ENTRIES SHOWN:
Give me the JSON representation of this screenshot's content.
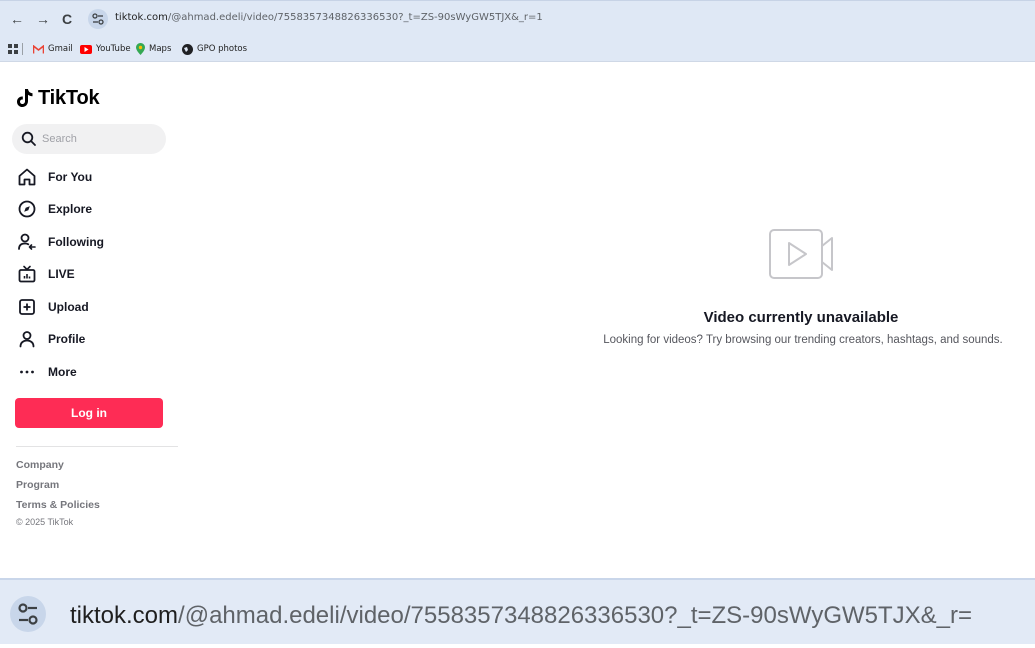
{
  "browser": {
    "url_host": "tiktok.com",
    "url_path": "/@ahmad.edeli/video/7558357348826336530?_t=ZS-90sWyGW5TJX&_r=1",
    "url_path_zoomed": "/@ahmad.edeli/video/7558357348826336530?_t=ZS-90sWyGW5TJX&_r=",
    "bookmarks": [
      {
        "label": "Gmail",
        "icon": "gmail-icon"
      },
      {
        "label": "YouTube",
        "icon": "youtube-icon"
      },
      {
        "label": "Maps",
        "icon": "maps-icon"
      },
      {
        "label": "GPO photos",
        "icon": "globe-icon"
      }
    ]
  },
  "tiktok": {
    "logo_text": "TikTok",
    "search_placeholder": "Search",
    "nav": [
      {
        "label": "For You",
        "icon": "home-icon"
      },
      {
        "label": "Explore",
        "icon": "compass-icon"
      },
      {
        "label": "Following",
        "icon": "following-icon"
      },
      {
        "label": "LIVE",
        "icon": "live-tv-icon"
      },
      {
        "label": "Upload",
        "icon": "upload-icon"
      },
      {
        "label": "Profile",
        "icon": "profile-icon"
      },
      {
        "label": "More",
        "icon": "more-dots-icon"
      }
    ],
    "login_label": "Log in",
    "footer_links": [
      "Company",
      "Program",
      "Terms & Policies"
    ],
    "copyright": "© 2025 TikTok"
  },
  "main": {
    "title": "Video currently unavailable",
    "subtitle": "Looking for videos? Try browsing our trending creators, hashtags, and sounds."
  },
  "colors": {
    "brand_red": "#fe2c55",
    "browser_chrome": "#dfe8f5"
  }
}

DIRECTIONS FOR THIS TASK: Give only the number of lines above that hold the string "icon".

FULL RESPONSE: 11